## start DATA ENTRIES

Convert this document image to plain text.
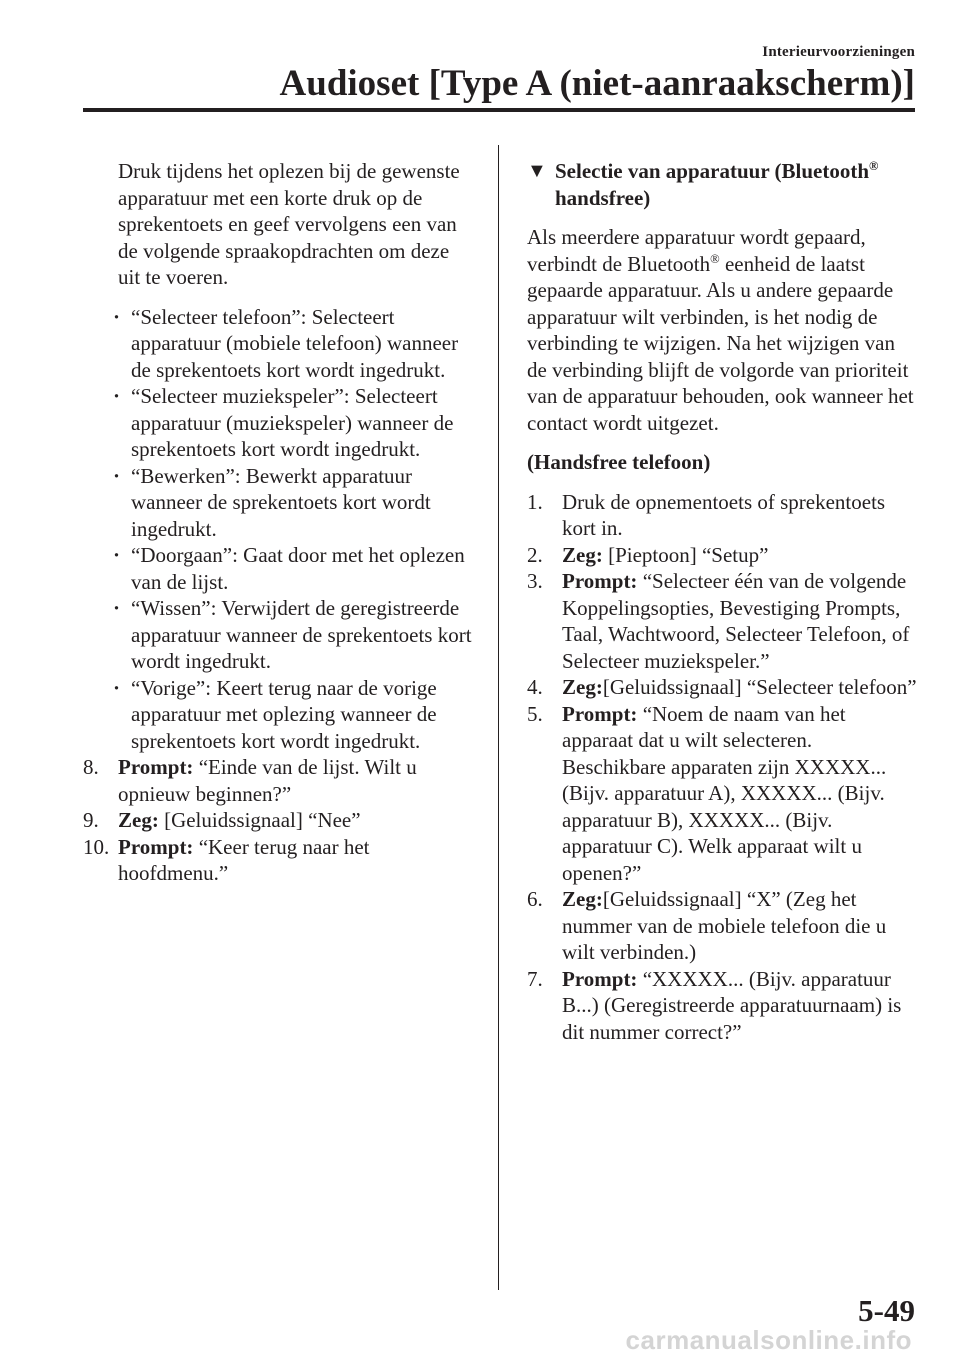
Interieurvoorzieningen
Audioset [Type A (niet-aanraakscherm)]

Druk tijdens het oplezen bij de gewenste apparatuur met een korte druk op de sprekentoets en geef vervolgens een van de volgende spraakopdrachten om deze uit te voeren.

· “Selecteer telefoon”: Selecteert apparatuur (mobiele telefoon) wanneer de sprekentoets kort wordt ingedrukt.
· “Selecteer muziekspeler”: Selecteert apparatuur (muziekspeler) wanneer de sprekentoets kort wordt ingedrukt.
· “Bewerken”: Bewerkt apparatuur wanneer de sprekentoets kort wordt ingedrukt.
· “Doorgaan”: Gaat door met het oplezen van de lijst.
· “Wissen”: Verwijdert de geregistreerde apparatuur wanneer de sprekentoets kort wordt ingedrukt.
· “Vorige”: Keert terug naar de vorige apparatuur met oplezing wanneer de sprekentoets kort wordt ingedrukt.
8. Prompt: “Einde van de lijst. Wilt u opnieuw beginnen?”
9. Zeg: [Geluidssignaal] “Nee”
10. Prompt: “Keer terug naar het hoofdmenu.”
▼ Selectie van apparatuur (Bluetooth® handsfree)

Als meerdere apparatuur wordt gepaard, verbindt de Bluetooth® eenheid de laatst gepaarde apparatuur. Als u andere gepaarde apparatuur wilt verbinden, is het nodig de verbinding te wijzigen. Na het wijzigen van de verbinding blijft de volgorde van prioriteit van de apparatuur behouden, ook wanneer het contact wordt uitgezet.

(Handsfree telefoon)

1. Druk de opnementoets of sprekentoets kort in.
2. Zeg: [Pieptoon] “Setup”
3. Prompt: “Selecteer één van de volgende Koppelingsopties, Bevestiging Prompts, Taal, Wachtwoord, Selecteer Telefoon, of Selecteer muziekspeler.”
4. Zeg:[Geluidssignaal] “Selecteer telefoon”
5. Prompt: “Noem de naam van het apparaat dat u wilt selecteren. Beschikbare apparaten zijn XXXXX... (Bijv. apparatuur A), XXXXX... (Bijv. apparatuur B), XXXXX... (Bijv. apparatuur C). Welk apparaat wilt u openen?”
6. Zeg:[Geluidssignaal] “X” (Zeg het nummer van de mobiele telefoon die u wilt verbinden.)
7. Prompt: “XXXXX... (Bijv. apparatuur B...) (Geregistreerde apparatuurnaam) is dit nummer correct?”
5-49
carmanualsonline.info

## end DATA ENTRIES

EXERCISE GOAL: Using the material above, count the lines containing the word "volgende". Reply with the number alone.

CORRECT OUTPUT: 2